→ **GOAL OF THE EXERCISE**:
Go through the listing and pick out each line with the word "will" in it.

→ **INPUT**:
*****

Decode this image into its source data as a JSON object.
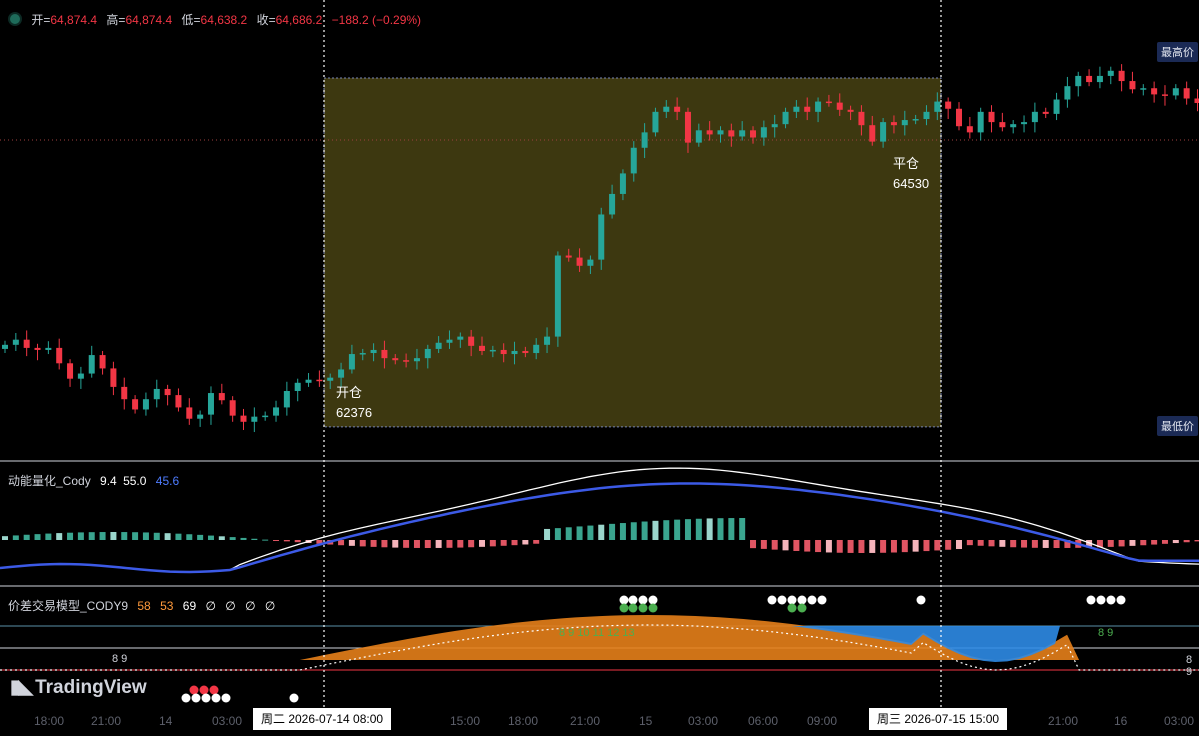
{
  "ohlc_bar": {
    "open_label": "开=",
    "open": "64,874.4",
    "high_label": "高=",
    "high": "64,874.4",
    "low_label": "低=",
    "low": "64,638.2",
    "close_label": "收=",
    "close": "64,686.2",
    "change": "−188.2 (−0.29%)"
  },
  "price_tags": {
    "high": "最高价",
    "low": "最低价"
  },
  "trade": {
    "open_label": "开仓",
    "open_price": "62376",
    "close_label": "平仓",
    "close_price": "64530"
  },
  "indicator1": {
    "name": "动能量化_Cody",
    "v1": "9.4",
    "v2": "55.0",
    "v3": "45.6"
  },
  "indicator2": {
    "name": "价差交易模型_CODY9",
    "v1": "58",
    "v2": "53",
    "v3": "69",
    "null_glyph": "∅"
  },
  "seq_labels": {
    "a": "8 9",
    "b": "8 9 10 11 12 13",
    "c": "8 9",
    "d": "8 9"
  },
  "time_axis": {
    "ticks": [
      "18:00",
      "21:00",
      "14",
      "03:00",
      "15:00",
      "18:00",
      "21:00",
      "15",
      "03:00",
      "06:00",
      "09:00",
      "21:00",
      "16",
      "03:00"
    ],
    "marker_left": "周二  2026-07-14   08:00",
    "marker_right": "周三  2026-07-15   15:00"
  },
  "brand": "TradingView",
  "colors": {
    "up": "#26a69a",
    "down": "#f23645",
    "zone": "#3d3810",
    "ma_blue": "#3c5ae6",
    "area_orange": "#e6801a",
    "area_blue": "#2e8be6"
  },
  "chart_data": {
    "type": "candlestick",
    "ohlc_last": {
      "open": 64874.4,
      "high": 64874.4,
      "low": 64638.2,
      "close": 64686.2
    },
    "trade": {
      "entry": 62376,
      "exit": 64530,
      "entry_time": "2026-07-14 08:00",
      "exit_time": "2026-07-15 15:00"
    },
    "closes": [
      62330,
      62380,
      62300,
      62280,
      62300,
      62150,
      62000,
      62050,
      62230,
      62100,
      61920,
      61800,
      61700,
      61800,
      61900,
      61840,
      61720,
      61610,
      61650,
      61860,
      61790,
      61640,
      61580,
      61630,
      61640,
      61720,
      61880,
      61960,
      61990,
      61980,
      62010,
      62090,
      62240,
      62250,
      62280,
      62200,
      62180,
      62170,
      62200,
      62290,
      62350,
      62380,
      62410,
      62320,
      62270,
      62280,
      62240,
      62270,
      62250,
      62330,
      62410,
      63200,
      63180,
      63100,
      63160,
      63600,
      63800,
      64000,
      64250,
      64400,
      64600,
      64650,
      64600,
      64300,
      64420,
      64380,
      64420,
      64360,
      64420,
      64350,
      64450,
      64480,
      64600,
      64650,
      64600,
      64700,
      64690,
      64620,
      64600,
      64470,
      64310,
      64500,
      64470,
      64520,
      64530,
      64600,
      64700,
      64630,
      64460,
      64400,
      64600,
      64500,
      64450,
      64480,
      64500,
      64600,
      64580,
      64720,
      64850,
      64950,
      64890,
      64950,
      65000,
      64900,
      64820,
      64830,
      64770,
      64760,
      64830,
      64730,
      64686
    ]
  }
}
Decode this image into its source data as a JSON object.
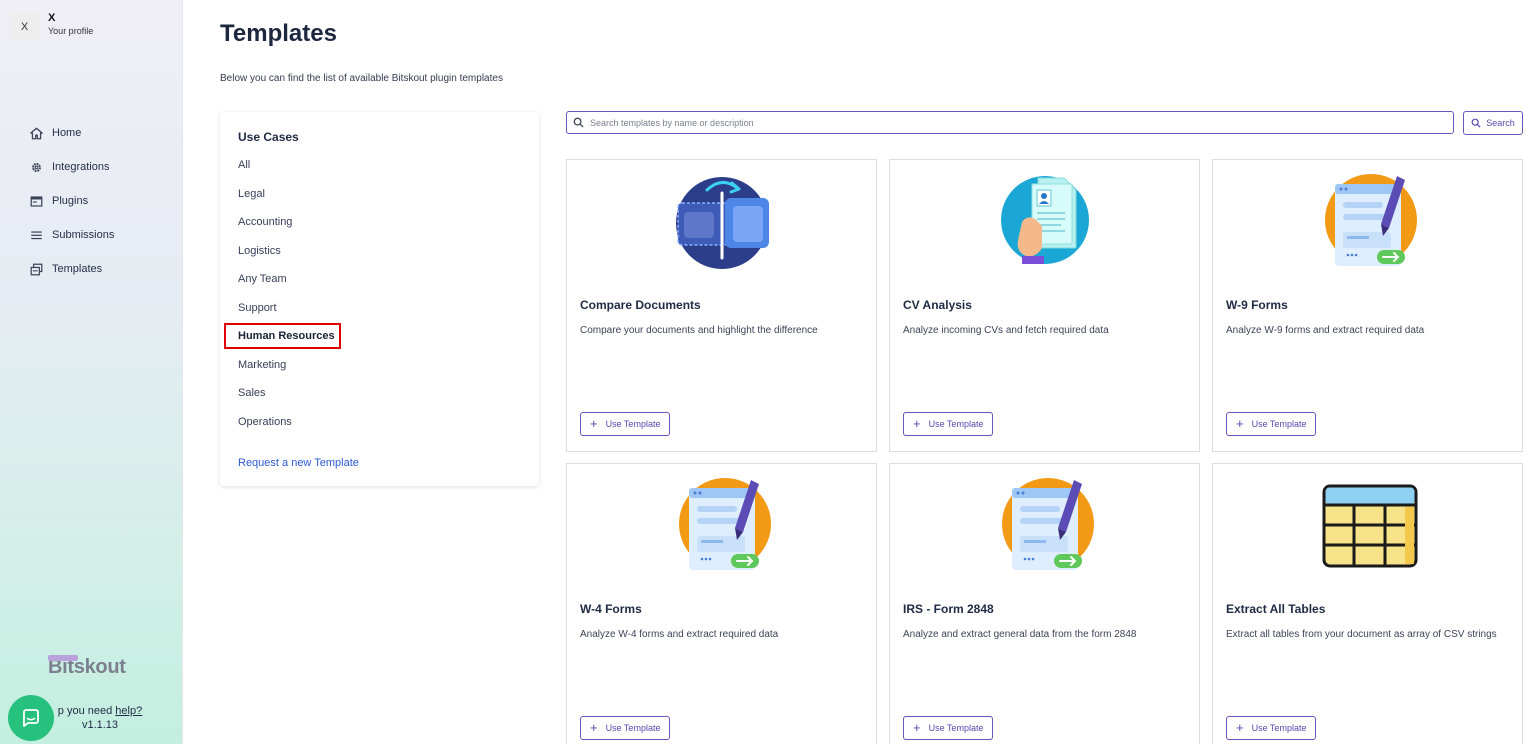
{
  "profile": {
    "avatar_initial": "X",
    "name": "X",
    "subtitle": "Your profile"
  },
  "nav": [
    {
      "label": "Home",
      "icon": "home-icon"
    },
    {
      "label": "Integrations",
      "icon": "gear-icon"
    },
    {
      "label": "Plugins",
      "icon": "window-icon"
    },
    {
      "label": "Submissions",
      "icon": "list-icon"
    },
    {
      "label": "Templates",
      "icon": "templates-icon"
    }
  ],
  "brand": {
    "logo": "Bitskout"
  },
  "help": {
    "prefix": "p you need ",
    "link": "help?",
    "version": "v1.1.13"
  },
  "page": {
    "title": "Templates",
    "subtitle": "Below you can find the list of available Bitskout plugin templates"
  },
  "use_cases": {
    "title": "Use Cases",
    "items": [
      "All",
      "Legal",
      "Accounting",
      "Logistics",
      "Any Team",
      "Support",
      "Human Resources",
      "Marketing",
      "Sales",
      "Operations"
    ],
    "active": "Human Resources",
    "request_link": "Request a new Template"
  },
  "search": {
    "placeholder": "Search templates by name or description",
    "value": "",
    "button_label": "Search"
  },
  "templates": [
    {
      "title": "Compare Documents",
      "description": "Compare your documents and highlight the difference",
      "button": "Use Template",
      "icon": "compare-documents-icon"
    },
    {
      "title": "CV Analysis",
      "description": "Analyze incoming CVs and fetch required data",
      "button": "Use Template",
      "icon": "cv-analysis-icon"
    },
    {
      "title": "W-9 Forms",
      "description": "Analyze W-9 forms and extract required data",
      "button": "Use Template",
      "icon": "form-pen-icon"
    },
    {
      "title": "W-4 Forms",
      "description": "Analyze W-4 forms and extract required data",
      "button": "Use Template",
      "icon": "form-pen-icon"
    },
    {
      "title": "IRS - Form 2848",
      "description": "Analyze and extract general data from the form 2848",
      "button": "Use Template",
      "icon": "form-pen-icon"
    },
    {
      "title": "Extract All Tables",
      "description": "Extract all tables from your document as array of CSV strings",
      "button": "Use Template",
      "icon": "table-icon"
    }
  ],
  "colors": {
    "accent": "#6d55c0",
    "highlight": "#e00000",
    "chat": "#27c17e",
    "link": "#2d5bd6"
  }
}
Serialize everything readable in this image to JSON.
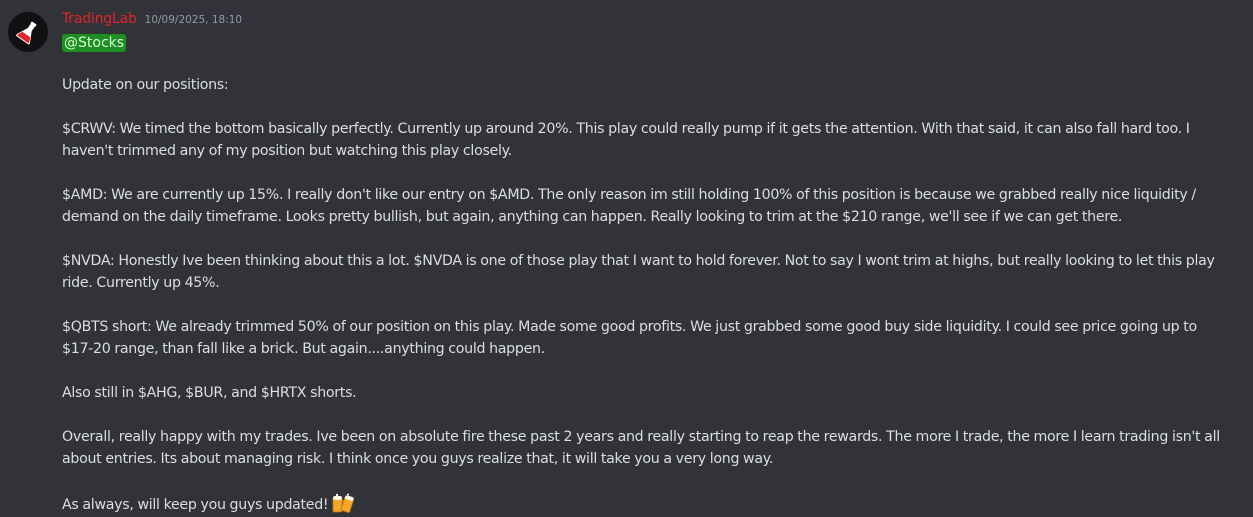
{
  "message": {
    "author": "TradingLab",
    "timestamp": "10/09/2025, 18:10",
    "author_color": "#e0252b",
    "mention": "@Stocks",
    "mention_bg": "#1d8e23",
    "paragraphs": [
      "Update on our positions:",
      "$CRWV: We timed the bottom basically perfectly. Currently up around 20%. This play could really pump if it gets the attention. With that said, it can also fall hard too. I haven't trimmed any of my position but watching this play closely.",
      "$AMD: We are currently up 15%. I really don't like our entry on $AMD. The only reason im still holding 100% of this position is because we grabbed really nice liquidity / demand on the daily timeframe. Looks pretty bullish, but again, anything can happen. Really looking to trim at the $210 range, we'll see if we can get there.",
      "$NVDA: Honestly Ive been thinking about this a lot. $NVDA is one of those play that I want to hold forever. Not to say I wont trim at highs, but really looking to let this play ride. Currently up 45%.",
      "$QBTS short: We already trimmed 50% of our position on this play. Made some good profits. We just grabbed some good buy side liquidity. I could see price going up to $17-20 range, than fall like a brick. But again....anything could happen.",
      "Also still in $AHG, $BUR, and $HRTX shorts.",
      "Overall, really happy with my trades. Ive been on absolute fire these past 2 years and really starting to reap the rewards. The more I trade, the more I learn trading isn't all about entries. Its about managing risk. I think once you guys realize that, it will take you a very long way.",
      "As always, will keep you guys updated!"
    ],
    "emoji": "beers-emoji",
    "avatar_icon": "flask-icon"
  }
}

*****

→ **ANSWER BELOW**:
      "Overall, really happy with my trades. Ive been on absolute fire these past 2 years and really starting to reap the rewards. The more I trade, the more I learn trading isn't all about entries. Its about managing risk. I think once you guys realize that, it will take you a very long way.",
      "As always, will keep you guys updated!"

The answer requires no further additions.